Data listing
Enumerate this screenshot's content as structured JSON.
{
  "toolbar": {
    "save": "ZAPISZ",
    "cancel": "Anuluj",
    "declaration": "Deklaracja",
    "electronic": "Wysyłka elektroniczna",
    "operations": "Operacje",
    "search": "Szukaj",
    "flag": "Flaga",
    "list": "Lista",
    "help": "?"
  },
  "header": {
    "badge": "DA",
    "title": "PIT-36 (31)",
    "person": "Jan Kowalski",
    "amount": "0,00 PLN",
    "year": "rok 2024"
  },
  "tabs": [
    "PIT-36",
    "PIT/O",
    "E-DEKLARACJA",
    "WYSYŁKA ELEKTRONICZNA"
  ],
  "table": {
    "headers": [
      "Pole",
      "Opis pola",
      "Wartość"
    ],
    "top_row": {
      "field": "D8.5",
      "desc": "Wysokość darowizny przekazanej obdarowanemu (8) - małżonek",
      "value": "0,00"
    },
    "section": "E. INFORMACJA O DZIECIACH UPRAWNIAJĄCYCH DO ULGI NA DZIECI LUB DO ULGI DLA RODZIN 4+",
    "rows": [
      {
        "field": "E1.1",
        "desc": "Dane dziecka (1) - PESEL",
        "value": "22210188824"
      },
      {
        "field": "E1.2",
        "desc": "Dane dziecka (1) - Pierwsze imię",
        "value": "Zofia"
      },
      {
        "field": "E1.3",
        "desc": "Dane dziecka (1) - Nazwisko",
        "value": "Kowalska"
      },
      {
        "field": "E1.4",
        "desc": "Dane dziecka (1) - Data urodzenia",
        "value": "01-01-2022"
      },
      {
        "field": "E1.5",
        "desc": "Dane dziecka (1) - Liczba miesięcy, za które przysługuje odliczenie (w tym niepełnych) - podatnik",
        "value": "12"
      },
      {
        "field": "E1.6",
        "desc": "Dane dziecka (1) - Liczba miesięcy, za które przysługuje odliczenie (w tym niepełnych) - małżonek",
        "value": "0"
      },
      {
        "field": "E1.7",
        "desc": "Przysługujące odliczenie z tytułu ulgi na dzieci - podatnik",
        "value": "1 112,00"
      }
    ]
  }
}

▶ _Do this_
Return every line of the preceding records in which the word "value" appears.

▶ _Task output_
      "value": "0,00"
        "value": "22210188824"
        "value": "Zofia"
        "value": "Kowalska"
        "value": "01-01-2022"
        "value": "12"
        "value": "0"
        "value": "1 112,00"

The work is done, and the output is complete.